> _Goal_: Locate each line containing the string "period" and copy it out.

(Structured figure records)
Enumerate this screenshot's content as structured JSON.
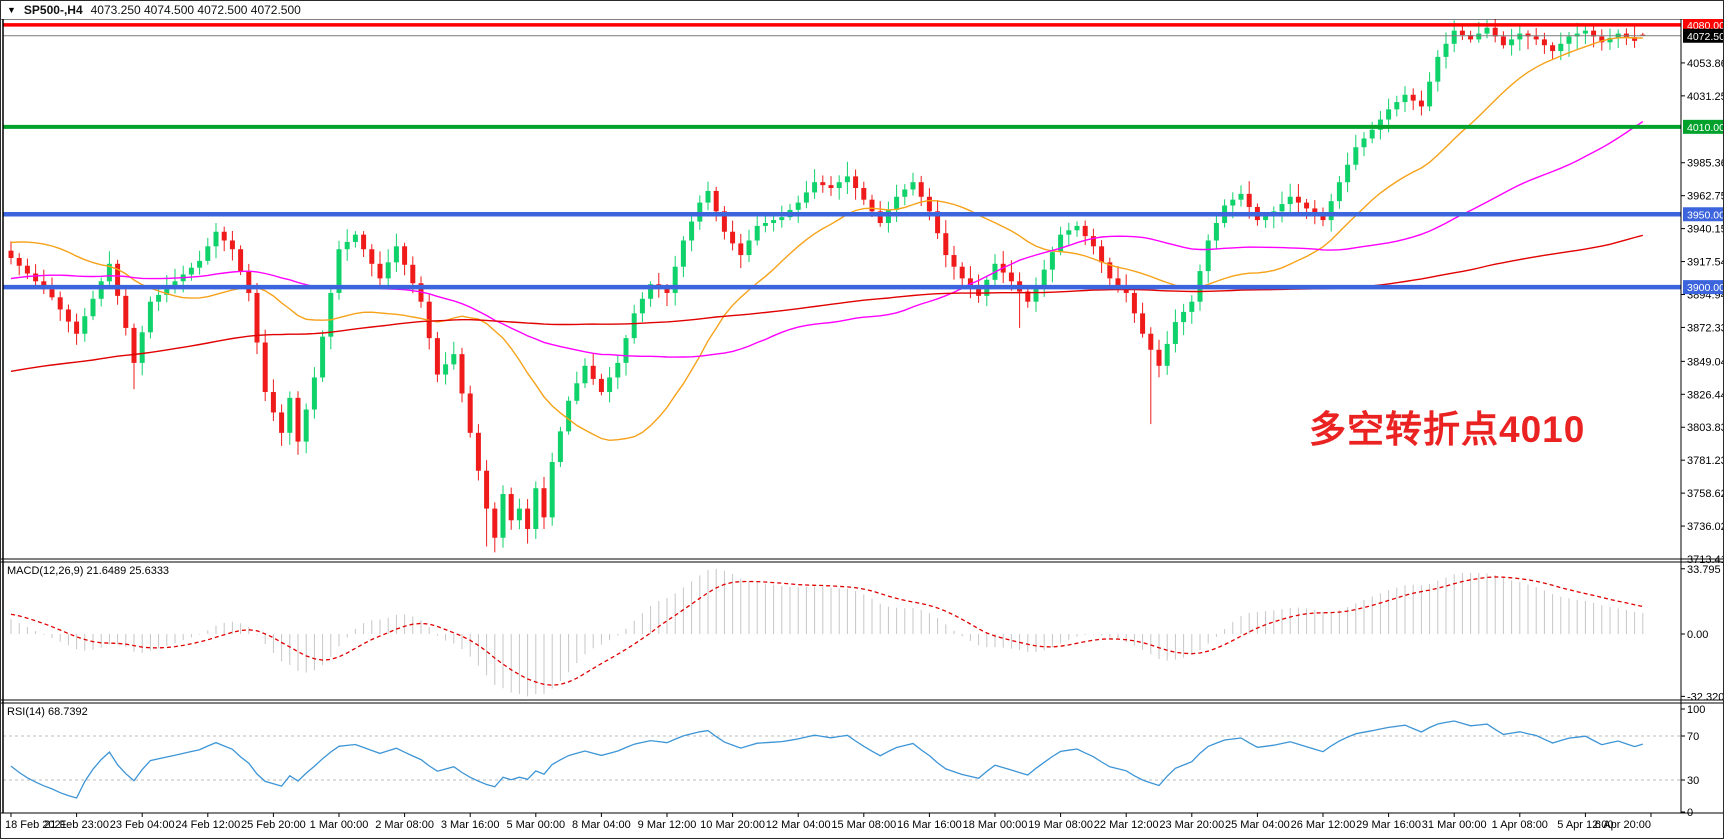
{
  "window": {
    "collapse_icon": "▼",
    "title_symbol": "SP500-,H4",
    "title_ohlc": "4073.250 4074.500 4072.500 4072.500"
  },
  "colors": {
    "bull": "#0fd26a",
    "bear": "#ef1a1a",
    "macd_hist": "#c6c6c6",
    "macd_signal": "#e00000",
    "rsi_line": "#3d95d6",
    "rsi_levels": "#bcbcbc",
    "current_price_line": "#7a7a7a",
    "axis_text": "#000000"
  },
  "main_chart": {
    "annotation": {
      "text": "多空转折点4010",
      "color": "#ea2222"
    },
    "price_axis_ticks": [
      "4053.860",
      "4031.255",
      "3985.360",
      "3962.755",
      "3940.150",
      "3917.545",
      "3894.940",
      "3872.335",
      "3849.045",
      "3826.440",
      "3803.835",
      "3781.230",
      "3758.625",
      "3736.020",
      "3713.415"
    ],
    "price_badges": [
      {
        "text": "4080.000",
        "price": 4080,
        "bg": "#ff0000"
      },
      {
        "text": "4072.500",
        "price": 4072.5,
        "bg": "#000000"
      },
      {
        "text": "4010.000",
        "price": 4010,
        "bg": "#00a22c"
      },
      {
        "text": "3950.000",
        "price": 3950,
        "bg": "#3c64dc"
      },
      {
        "text": "3900.000",
        "price": 3900,
        "bg": "#3c64dc"
      }
    ],
    "hlines": [
      {
        "price": 4080,
        "color": "#ff0000",
        "w": 3.5
      },
      {
        "price": 4072.5,
        "color": "#7a7a7a",
        "w": 1
      },
      {
        "price": 4010,
        "color": "#00a22c",
        "w": 4
      },
      {
        "price": 3950,
        "color": "#3c64dc",
        "w": 4.5
      },
      {
        "price": 3900,
        "color": "#3c64dc",
        "w": 4.5
      }
    ]
  },
  "chart_data": {
    "type": "candlestick",
    "symbol": "SP500-",
    "timeframe": "H4",
    "title": "SP500-,H4 4073.250 4074.500 4072.500 4072.500",
    "ylim": [
      3713.415,
      4084.0
    ],
    "num_candles": 200,
    "candles_per_x_label": 8,
    "x_labels": [
      "18 Feb 2021",
      "21 Feb 23:00",
      "23 Feb 04:00",
      "24 Feb 12:00",
      "25 Feb 20:00",
      "1 Mar 00:00",
      "2 Mar 08:00",
      "3 Mar 16:00",
      "5 Mar 00:00",
      "8 Mar 04:00",
      "9 Mar 12:00",
      "10 Mar 20:00",
      "12 Mar 04:00",
      "15 Mar 08:00",
      "16 Mar 16:00",
      "18 Mar 00:00",
      "19 Mar 08:00",
      "22 Mar 12:00",
      "23 Mar 20:00",
      "25 Mar 04:00",
      "26 Mar 12:00",
      "29 Mar 16:00",
      "31 Mar 00:00",
      "1 Apr 08:00",
      "5 Apr 12:00",
      "6 Apr 20:00"
    ],
    "price_anchors": [
      [
        0,
        3920
      ],
      [
        3,
        3904
      ],
      [
        5,
        3893
      ],
      [
        8,
        3868
      ],
      [
        12,
        3916
      ],
      [
        14,
        3872
      ],
      [
        15,
        3848
      ],
      [
        17,
        3890
      ],
      [
        20,
        3904
      ],
      [
        23,
        3918
      ],
      [
        25,
        3938
      ],
      [
        27,
        3926
      ],
      [
        29,
        3896
      ],
      [
        31,
        3828
      ],
      [
        33,
        3800
      ],
      [
        34,
        3824
      ],
      [
        35,
        3794
      ],
      [
        37,
        3838
      ],
      [
        38,
        3866
      ],
      [
        40,
        3926
      ],
      [
        42,
        3936
      ],
      [
        45,
        3906
      ],
      [
        47,
        3928
      ],
      [
        50,
        3890
      ],
      [
        52,
        3840
      ],
      [
        54,
        3854
      ],
      [
        56,
        3800
      ],
      [
        58,
        3748
      ],
      [
        59,
        3728
      ],
      [
        60,
        3758
      ],
      [
        61,
        3740
      ],
      [
        62,
        3748
      ],
      [
        63,
        3734
      ],
      [
        64,
        3762
      ],
      [
        65,
        3742
      ],
      [
        66,
        3780
      ],
      [
        68,
        3822
      ],
      [
        70,
        3846
      ],
      [
        72,
        3828
      ],
      [
        74,
        3848
      ],
      [
        76,
        3882
      ],
      [
        78,
        3902
      ],
      [
        80,
        3896
      ],
      [
        82,
        3932
      ],
      [
        84,
        3958
      ],
      [
        85,
        3966
      ],
      [
        87,
        3938
      ],
      [
        89,
        3922
      ],
      [
        91,
        3942
      ],
      [
        94,
        3948
      ],
      [
        96,
        3958
      ],
      [
        98,
        3972
      ],
      [
        100,
        3968
      ],
      [
        102,
        3976
      ],
      [
        104,
        3960
      ],
      [
        106,
        3944
      ],
      [
        108,
        3962
      ],
      [
        110,
        3972
      ],
      [
        112,
        3952
      ],
      [
        114,
        3922
      ],
      [
        116,
        3906
      ],
      [
        118,
        3894
      ],
      [
        120,
        3916
      ],
      [
        122,
        3904
      ],
      [
        124,
        3890
      ],
      [
        126,
        3912
      ],
      [
        128,
        3936
      ],
      [
        130,
        3942
      ],
      [
        132,
        3928
      ],
      [
        134,
        3906
      ],
      [
        136,
        3896
      ],
      [
        138,
        3868
      ],
      [
        140,
        3846
      ],
      [
        142,
        3876
      ],
      [
        144,
        3890
      ],
      [
        146,
        3932
      ],
      [
        148,
        3956
      ],
      [
        150,
        3964
      ],
      [
        152,
        3946
      ],
      [
        154,
        3952
      ],
      [
        156,
        3962
      ],
      [
        158,
        3954
      ],
      [
        160,
        3946
      ],
      [
        162,
        3972
      ],
      [
        164,
        3996
      ],
      [
        166,
        4008
      ],
      [
        168,
        4022
      ],
      [
        170,
        4032
      ],
      [
        172,
        4024
      ],
      [
        174,
        4058
      ],
      [
        176,
        4076
      ],
      [
        178,
        4070
      ],
      [
        180,
        4078
      ],
      [
        182,
        4066
      ],
      [
        184,
        4074
      ],
      [
        186,
        4070
      ],
      [
        188,
        4062
      ],
      [
        190,
        4072
      ],
      [
        192,
        4076
      ],
      [
        194,
        4068
      ],
      [
        196,
        4074
      ],
      [
        198,
        4069
      ],
      [
        199,
        4072.5
      ]
    ],
    "wick_lows": [
      {
        "i": 15,
        "low": 3830
      },
      {
        "i": 35,
        "low": 3785
      },
      {
        "i": 58,
        "low": 3722
      },
      {
        "i": 59,
        "low": 3718
      },
      {
        "i": 63,
        "low": 3724
      },
      {
        "i": 123,
        "low": 3872
      },
      {
        "i": 139,
        "low": 3806
      },
      {
        "i": 141,
        "low": 3842
      }
    ],
    "wick_highs": [
      {
        "i": 25,
        "high": 3944
      },
      {
        "i": 85,
        "high": 3970
      },
      {
        "i": 102,
        "high": 3986
      },
      {
        "i": 176,
        "high": 4083
      },
      {
        "i": 180,
        "high": 4081
      }
    ],
    "last_candle": {
      "open": 4073.25,
      "high": 4074.5,
      "low": 4072.5,
      "close": 4072.5
    },
    "moving_averages": [
      {
        "name": "ma-fast",
        "period": 22,
        "color": "#f6a21a"
      },
      {
        "name": "ma-mid",
        "period": 58,
        "color": "#ff00ff"
      },
      {
        "name": "ma-slow",
        "period": 165,
        "color": "#e10000"
      }
    ],
    "macd": {
      "label": "MACD(12,26,9) 21.6489 25.6333",
      "fast": 12,
      "slow": 26,
      "signal": 9,
      "current_macd": 21.6489,
      "current_signal": 25.6333,
      "axis_ticks": [
        "33.795",
        "0.00",
        "-32.3207"
      ],
      "max": 33.795,
      "min": -32.3207
    },
    "rsi": {
      "label": "RSI(14) 68.7392",
      "period": 14,
      "current": 68.7392,
      "levels": [
        70,
        30
      ],
      "axis_ticks": [
        "100",
        "70",
        "30",
        "0"
      ],
      "ylim": [
        0,
        100
      ]
    }
  }
}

> _Output for this exercise_:
        "period": 22,
        "period": 58,
        "period": 165,
      "period": 14,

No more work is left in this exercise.